**Task requirements**
All of the data needs to be repeated exactly.

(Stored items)
- - - - -

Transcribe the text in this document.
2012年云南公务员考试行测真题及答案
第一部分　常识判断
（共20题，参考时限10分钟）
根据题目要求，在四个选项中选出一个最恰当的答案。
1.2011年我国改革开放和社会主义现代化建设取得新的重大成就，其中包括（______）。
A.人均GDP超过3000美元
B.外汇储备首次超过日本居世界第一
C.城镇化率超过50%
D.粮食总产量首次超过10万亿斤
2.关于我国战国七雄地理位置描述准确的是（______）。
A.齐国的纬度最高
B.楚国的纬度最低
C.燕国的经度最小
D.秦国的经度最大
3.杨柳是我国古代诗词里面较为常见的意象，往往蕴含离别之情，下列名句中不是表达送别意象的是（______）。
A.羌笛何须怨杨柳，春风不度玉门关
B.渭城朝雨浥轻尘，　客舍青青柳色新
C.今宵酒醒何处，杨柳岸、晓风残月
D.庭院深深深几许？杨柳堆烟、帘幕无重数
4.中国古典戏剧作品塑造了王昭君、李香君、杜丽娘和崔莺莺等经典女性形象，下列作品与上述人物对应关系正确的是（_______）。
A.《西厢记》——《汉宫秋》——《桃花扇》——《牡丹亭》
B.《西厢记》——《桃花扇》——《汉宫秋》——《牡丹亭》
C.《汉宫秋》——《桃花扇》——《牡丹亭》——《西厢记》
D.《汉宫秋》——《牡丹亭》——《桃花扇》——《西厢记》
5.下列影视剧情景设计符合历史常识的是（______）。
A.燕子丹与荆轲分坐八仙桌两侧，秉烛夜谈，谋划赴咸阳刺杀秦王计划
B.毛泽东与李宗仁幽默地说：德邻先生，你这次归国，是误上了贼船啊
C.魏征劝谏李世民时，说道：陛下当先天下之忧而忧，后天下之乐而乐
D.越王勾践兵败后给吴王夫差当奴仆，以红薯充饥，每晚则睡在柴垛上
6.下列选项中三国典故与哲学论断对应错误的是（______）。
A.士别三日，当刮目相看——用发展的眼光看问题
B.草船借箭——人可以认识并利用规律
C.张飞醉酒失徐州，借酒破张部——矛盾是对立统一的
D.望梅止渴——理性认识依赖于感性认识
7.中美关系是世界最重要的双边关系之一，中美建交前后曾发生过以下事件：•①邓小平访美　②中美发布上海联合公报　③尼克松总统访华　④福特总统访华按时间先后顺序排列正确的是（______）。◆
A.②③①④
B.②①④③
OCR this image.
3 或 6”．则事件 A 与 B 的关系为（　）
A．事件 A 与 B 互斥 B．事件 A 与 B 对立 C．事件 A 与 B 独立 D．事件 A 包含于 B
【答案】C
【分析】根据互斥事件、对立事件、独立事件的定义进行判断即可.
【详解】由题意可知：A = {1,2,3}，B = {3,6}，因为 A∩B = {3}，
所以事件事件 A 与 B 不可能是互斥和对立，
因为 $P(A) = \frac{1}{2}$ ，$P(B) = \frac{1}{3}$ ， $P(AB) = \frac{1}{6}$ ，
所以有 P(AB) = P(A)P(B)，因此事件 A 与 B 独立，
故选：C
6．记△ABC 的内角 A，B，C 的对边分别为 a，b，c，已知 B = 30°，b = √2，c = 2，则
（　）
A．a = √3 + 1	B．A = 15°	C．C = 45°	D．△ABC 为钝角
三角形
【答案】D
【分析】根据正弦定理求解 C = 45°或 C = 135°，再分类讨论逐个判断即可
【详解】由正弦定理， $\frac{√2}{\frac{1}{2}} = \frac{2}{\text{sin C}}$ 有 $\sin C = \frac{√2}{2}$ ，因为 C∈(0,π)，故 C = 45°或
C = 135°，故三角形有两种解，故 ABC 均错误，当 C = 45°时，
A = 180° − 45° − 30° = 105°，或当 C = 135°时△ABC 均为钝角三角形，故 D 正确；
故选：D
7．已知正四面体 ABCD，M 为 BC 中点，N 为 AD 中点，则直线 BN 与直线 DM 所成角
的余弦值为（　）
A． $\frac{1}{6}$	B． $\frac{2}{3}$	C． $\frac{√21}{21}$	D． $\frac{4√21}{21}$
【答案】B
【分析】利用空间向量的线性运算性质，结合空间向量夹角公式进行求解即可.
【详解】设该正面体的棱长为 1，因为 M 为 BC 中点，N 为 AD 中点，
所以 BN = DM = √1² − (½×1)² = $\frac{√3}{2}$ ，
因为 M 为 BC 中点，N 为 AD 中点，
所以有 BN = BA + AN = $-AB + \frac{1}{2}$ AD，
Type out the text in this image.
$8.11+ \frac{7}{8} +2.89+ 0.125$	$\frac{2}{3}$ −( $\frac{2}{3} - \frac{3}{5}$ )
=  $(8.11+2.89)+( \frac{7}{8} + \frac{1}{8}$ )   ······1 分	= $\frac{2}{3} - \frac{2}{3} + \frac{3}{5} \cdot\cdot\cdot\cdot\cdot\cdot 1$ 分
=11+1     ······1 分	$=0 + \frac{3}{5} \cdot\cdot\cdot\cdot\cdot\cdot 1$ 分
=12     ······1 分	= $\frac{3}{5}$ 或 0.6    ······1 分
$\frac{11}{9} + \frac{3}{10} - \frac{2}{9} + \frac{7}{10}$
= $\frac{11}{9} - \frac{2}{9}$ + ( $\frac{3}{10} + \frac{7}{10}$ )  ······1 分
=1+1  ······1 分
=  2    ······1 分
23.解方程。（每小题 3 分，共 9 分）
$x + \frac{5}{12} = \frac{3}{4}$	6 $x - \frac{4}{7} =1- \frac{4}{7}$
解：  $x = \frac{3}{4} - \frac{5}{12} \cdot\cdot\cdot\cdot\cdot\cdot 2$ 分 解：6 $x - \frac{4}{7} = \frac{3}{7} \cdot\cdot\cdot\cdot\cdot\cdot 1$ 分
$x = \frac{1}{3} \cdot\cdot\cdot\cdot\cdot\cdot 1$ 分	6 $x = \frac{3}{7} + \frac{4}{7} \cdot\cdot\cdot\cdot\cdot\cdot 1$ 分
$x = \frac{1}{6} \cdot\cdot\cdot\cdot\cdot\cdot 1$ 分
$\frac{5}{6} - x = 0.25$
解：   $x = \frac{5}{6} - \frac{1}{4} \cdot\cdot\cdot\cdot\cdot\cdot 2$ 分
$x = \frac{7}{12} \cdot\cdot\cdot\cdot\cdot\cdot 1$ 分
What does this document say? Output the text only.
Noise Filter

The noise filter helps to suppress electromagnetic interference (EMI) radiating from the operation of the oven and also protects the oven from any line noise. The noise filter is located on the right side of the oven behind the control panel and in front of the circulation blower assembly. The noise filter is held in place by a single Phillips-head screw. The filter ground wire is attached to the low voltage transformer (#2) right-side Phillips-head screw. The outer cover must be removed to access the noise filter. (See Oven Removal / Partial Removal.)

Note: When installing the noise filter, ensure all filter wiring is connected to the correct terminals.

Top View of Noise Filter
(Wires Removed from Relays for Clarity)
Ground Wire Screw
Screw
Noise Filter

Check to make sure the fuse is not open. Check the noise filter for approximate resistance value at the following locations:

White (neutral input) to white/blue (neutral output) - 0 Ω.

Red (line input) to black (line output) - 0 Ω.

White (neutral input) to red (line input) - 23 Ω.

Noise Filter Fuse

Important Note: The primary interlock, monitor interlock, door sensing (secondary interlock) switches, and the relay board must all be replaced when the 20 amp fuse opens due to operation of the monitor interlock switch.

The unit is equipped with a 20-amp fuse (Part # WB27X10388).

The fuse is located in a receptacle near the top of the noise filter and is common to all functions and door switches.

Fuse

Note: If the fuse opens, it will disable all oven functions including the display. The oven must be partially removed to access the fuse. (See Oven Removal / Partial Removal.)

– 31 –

- - - - -

**Correct result**
Transcribe the text in this document.
2012年云南公务员考试行测真题及答案
第一部分　常识判断
（共20题，参考时限10分钟）
根据题目要求，在四个选项中选出一个最恰当的答案。
1.2011年我国改革开放和社会主义现代化建设取得新的重大成就，其中包括（______）。
A.人均GDP超过3000美元
B.外汇储备首次超过日本居世界第一
C.城镇化率超过50%
D.粮食总产量首次超过10万亿斤
2.关于我国战国七雄地理位置描述准确的是（______）。
A.齐国的纬度最高
B.楚国的纬度最低
C.燕国的经度最小
D.秦国的经度最大
3.杨柳是我国古代诗词里面较为常见的意象，往往蕴含离别之情，下列名句中不是表达送别意象的是（______）。
A.羌笛何须怨杨柳，春风不度玉门关
B.渭城朝雨浥轻尘，　客舍青青柳色新
C.今宵酒醒何处，杨柳岸、晓风残月
D.庭院深深深几许？杨柳堆烟、帘幕无重数
4.中国古典戏剧作品塑造了王昭君、李香君、杜丽娘和崔莺莺等经典女性形象，下列作品与上述人物对应关系正确的是（_______）。
A.《西厢记》——《汉宫秋》——《桃花扇》——《牡丹亭》
B.《西厢记》——《桃花扇》——《汉宫秋》——《牡丹亭》
C.《汉宫秋》——《桃花扇》——《牡丹亭》——《西厢记》
D.《汉宫秋》——《牡丹亭》——《桃花扇》——《西厢记》
5.下列影视剧情景设计符合历史常识的是（______）。
A.燕子丹与荆轲分坐八仙桌两侧，秉烛夜谈，谋划赴咸阳刺杀秦王计划
B.毛泽东与李宗仁幽默地说：德邻先生，你这次归国，是误上了贼船啊
C.魏征劝谏李世民时，说道：陛下当先天下之忧而忧，后天下之乐而乐
D.越王勾践兵败后给吴王夫差当奴仆，以红薯充饥，每晚则睡在柴垛上
6.下列选项中三国典故与哲学论断对应错误的是（______）。
A.士别三日，当刮目相看——用发展的眼光看问题
B.草船借箭——人可以认识并利用规律
C.张飞醉酒失徐州，借酒破张部——矛盾是对立统一的
D.望梅止渴——理性认识依赖于感性认识
7.中美关系是世界最重要的双边关系之一，中美建交前后曾发生过以下事件：•①邓小平访美　②中美发布上海联合公报　③尼克松总统访华　④福特总统访华按时间先后顺序排列正确的是（______）。◆
A.②③①④
B.②①④③
OCR this image.
3 或 6”．则事件 A 与 B 的关系为（　）
A．事件 A 与 B 互斥 B．事件 A 与 B 对立 C．事件 A 与 B 独立 D．事件 A 包含于 B
【答案】C
【分析】根据互斥事件、对立事件、独立事件的定义进行判断即可.
【详解】由题意可知：A = {1,2,3}，B = {3,6}，因为 A∩B = {3}，
所以事件事件 A 与 B 不可能是互斥和对立，
因为 $P(A) = \frac{1}{2}$ ，$P(B) = \frac{1}{3}$ ， $P(AB) = \frac{1}{6}$ ，
所以有 P(AB) = P(A)P(B)，因此事件 A 与 B 独立，
故选：C
6．记△ABC 的内角 A，B，C 的对边分别为 a，b，c，已知 B = 30°，b = √2，c = 2，则
（　）
A．a = √3 + 1	B．A = 15°	C．C = 45°	D．△ABC 为钝角
三角形
【答案】D
【分析】根据正弦定理求解 C = 45°或 C = 135°，再分类讨论逐个判断即可
【详解】由正弦定理， $\frac{√2}{\frac{1}{2}} = \frac{2}{\text{sin C}}$ 有 $\sin C = \frac{√2}{2}$ ，因为 C∈(0,π)，故 C = 45°或
C = 135°，故三角形有两种解，故 ABC 均错误，当 C = 45°时，
A = 180° − 45° − 30° = 105°，或当 C = 135°时△ABC 均为钝角三角形，故 D 正确；
故选：D
7．已知正四面体 ABCD，M 为 BC 中点，N 为 AD 中点，则直线 BN 与直线 DM 所成角
的余弦值为（　）
A． $\frac{1}{6}$	B． $\frac{2}{3}$	C． $\frac{√21}{21}$	D． $\frac{4√21}{21}$
【答案】B
【分析】利用空间向量的线性运算性质，结合空间向量夹角公式进行求解即可.
【详解】设该正面体的棱长为 1，因为 M 为 BC 中点，N 为 AD 中点，
所以 BN = DM = √1² − (½×1)² = $\frac{√3}{2}$ ，
因为 M 为 BC 中点，N 为 AD 中点，
所以有 BN = BA + AN = $-AB + \frac{1}{2}$ AD，
Type out the text in this image.
$8.11+ \frac{7}{8} +2.89+ 0.125$	$\frac{2}{3}$ −( $\frac{2}{3} - \frac{3}{5}$ )
=  $(8.11+2.89)+( \frac{7}{8} + \frac{1}{8}$ )   ······1 分	= $\frac{2}{3} - \frac{2}{3} + \frac{3}{5} \cdot\cdot\cdot\cdot\cdot\cdot 1$ 分
=11+1     ······1 分	$=0 + \frac{3}{5} \cdot\cdot\cdot\cdot\cdot\cdot 1$ 分
=12     ······1 分	= $\frac{3}{5}$ 或 0.6    ······1 分
$\frac{11}{9} + \frac{3}{10} - \frac{2}{9} + \frac{7}{10}$
= $\frac{11}{9} - \frac{2}{9}$ + ( $\frac{3}{10} + \frac{7}{10}$ )  ······1 分
=1+1  ······1 分
=  2    ······1 分
23.解方程。（每小题 3 分，共 9 分）
$x + \frac{5}{12} = \frac{3}{4}$	6 $x - \frac{4}{7} =1- \frac{4}{7}$
解：  $x = \frac{3}{4} - \frac{5}{12} \cdot\cdot\cdot\cdot\cdot\cdot 2$ 分 解：6 $x - \frac{4}{7} = \frac{3}{7} \cdot\cdot\cdot\cdot\cdot\cdot 1$ 分
$x = \frac{1}{3} \cdot\cdot\cdot\cdot\cdot\cdot 1$ 分	6 $x = \frac{3}{7} + \frac{4}{7} \cdot\cdot\cdot\cdot\cdot\cdot 1$ 分
$x = \frac{1}{6} \cdot\cdot\cdot\cdot\cdot\cdot 1$ 分
$\frac{5}{6} - x = 0.25$
解：   $x = \frac{5}{6} - \frac{1}{4} \cdot\cdot\cdot\cdot\cdot\cdot 2$ 分
$x = \frac{7}{12} \cdot\cdot\cdot\cdot\cdot\cdot 1$ 分
What does this document say? Output the text only.
Noise Filter

The noise filter helps to suppress electromagnetic interference (EMI) radiating from the operation of the oven and also protects the oven from any line noise. The noise filter is located on the right side of the oven behind the control panel and in front of the circulation blower assembly. The noise filter is held in place by a single Phillips-head screw. The filter ground wire is attached to the low voltage transformer (#2) right-side Phillips-head screw. The outer cover must be removed to access the noise filter. (See Oven Removal / Partial Removal.)

Note: When installing the noise filter, ensure all filter wiring is connected to the correct terminals.

Top View of Noise Filter
(Wires Removed from Relays for Clarity)
Ground Wire Screw
Screw
Noise Filter

Check to make sure the fuse is not open. Check the noise filter for approximate resistance value at the following locations:

White (neutral input) to white/blue (neutral output) - 0 Ω.

Red (line input) to black (line output) - 0 Ω.

White (neutral input) to red (line input) - 23 Ω.

Noise Filter Fuse

Important Note: The primary interlock, monitor interlock, door sensing (secondary interlock) switches, and the relay board must all be replaced when the 20 amp fuse opens due to operation of the monitor interlock switch.

The unit is equipped with a 20-amp fuse (Part # WB27X10388).

The fuse is located in a receptacle near the top of the noise filter and is common to all functions and door switches.

Fuse

Note: If the fuse opens, it will disable all oven functions including the display. The oven must be partially removed to access the fuse. (See Oven Removal / Partial Removal.)

– 31 –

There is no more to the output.